--- Entries supplied ---

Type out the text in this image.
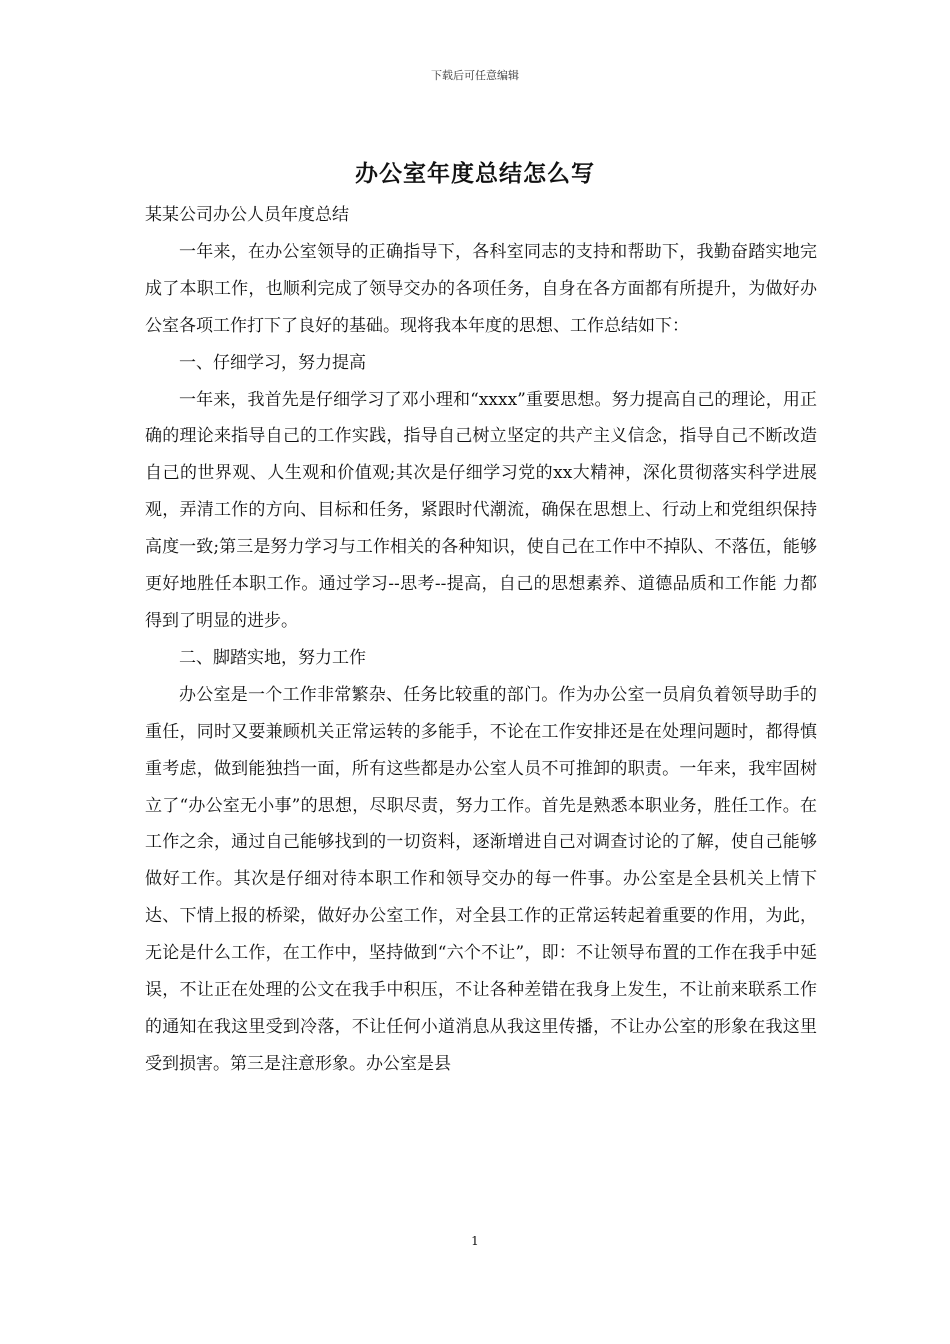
下载后可任意编辑
办公室年度总结怎么写

某某公司办公人员年度总结

一年来，在办公室领导的正确指导下，各科室同志的支持和帮助下，我勤奋踏实地完成了本职工作，也顺利完成了领导交办的各项任务，自身在各方面都有所提升，为做好办公室各项工作打下了良好的基础。现将我本年度的思想、工作总结如下：

一、仔细学习，努力提高

一年来，我首先是仔细学习了邓小理和“xxxx”重要思想。努力提高自己的理论，用正确的理论来指导自己的工作实践，指导自己树立坚定的共产主义信念，指导自己不断改造自己的世界观、人生观和价值观;其次是仔细学习党的xx大精神，深化贯彻落实科学进展观，弄清工作的方向、目标和任务，紧跟时代潮流，确保在思想上、行动上和党组织保持高度一致;第三是努力学习与工作相关的各种知识，使自己在工作中不掉队、不落伍，能够更好地胜任本职工作。通过学习--思考--提高，自己的思想素养、道德品质和工作能 力都得到了明显的进步。

二、脚踏实地，努力工作

办公室是一个工作非常繁杂、任务比较重的部门。作为办公室一员肩负着领导助手的重任，同时又要兼顾机关正常运转的多能手，不论在工作安排还是在处理问题时，都得慎重考虑，做到能独挡一面，所有这些都是办公室人员不可推卸的职责。一年来，我牢固树立了“办公室无小事”的思想，尽职尽责，努力工作。首先是熟悉本职业务，胜任工作。在工作之余，通过自己能够找到的一切资料，逐渐增进自己对调查讨论的了解，使自己能够做好工作。其次是仔细对待本职工作和领导交办的每一件事。办公室是全县机关上情下达、下情上报的桥梁，做好办公室工作，对全县工作的正常运转起着重要的作用，为此，无论是什么工作，在工作中，坚持做到“六个不让”，即：不让领导布置的工作在我手中延误，不让正在处理的公文在我手中积压，不让各种差错在我身上发生，不让前来联系工作的通知在我这里受到冷落，不让任何小道消息从我这里传播，不让办公室的形象在我这里受到损害。第三是注意形象。办公室是县

1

---

** What you should do **
Can you repeat every record above exactly, apart from the pictures?

** Task answer **
Type out the text in this image.
下载后可任意编辑
办公室年度总结怎么写

某某公司办公人员年度总结

一年来，在办公室领导的正确指导下，各科室同志的支持和帮助下，我勤奋踏实地完成了本职工作，也顺利完成了领导交办的各项任务，自身在各方面都有所提升，为做好办公室各项工作打下了良好的基础。现将我本年度的思想、工作总结如下：

一、仔细学习，努力提高

一年来，我首先是仔细学习了邓小理和“xxxx”重要思想。努力提高自己的理论，用正确的理论来指导自己的工作实践，指导自己树立坚定的共产主义信念，指导自己不断改造自己的世界观、人生观和价值观;其次是仔细学习党的xx大精神，深化贯彻落实科学进展观，弄清工作的方向、目标和任务，紧跟时代潮流，确保在思想上、行动上和党组织保持高度一致;第三是努力学习与工作相关的各种知识，使自己在工作中不掉队、不落伍，能够更好地胜任本职工作。通过学习--思考--提高，自己的思想素养、道德品质和工作能 力都得到了明显的进步。

二、脚踏实地，努力工作

办公室是一个工作非常繁杂、任务比较重的部门。作为办公室一员肩负着领导助手的重任，同时又要兼顾机关正常运转的多能手，不论在工作安排还是在处理问题时，都得慎重考虑，做到能独挡一面，所有这些都是办公室人员不可推卸的职责。一年来，我牢固树立了“办公室无小事”的思想，尽职尽责，努力工作。首先是熟悉本职业务，胜任工作。在工作之余，通过自己能够找到的一切资料，逐渐增进自己对调查讨论的了解，使自己能够做好工作。其次是仔细对待本职工作和领导交办的每一件事。办公室是全县机关上情下达、下情上报的桥梁，做好办公室工作，对全县工作的正常运转起着重要的作用，为此，无论是什么工作，在工作中，坚持做到“六个不让”，即：不让领导布置的工作在我手中延误，不让正在处理的公文在我手中积压，不让各种差错在我身上发生，不让前来联系工作的通知在我这里受到冷落，不让任何小道消息从我这里传播，不让办公室的形象在我这里受到损害。第三是注意形象。办公室是县

1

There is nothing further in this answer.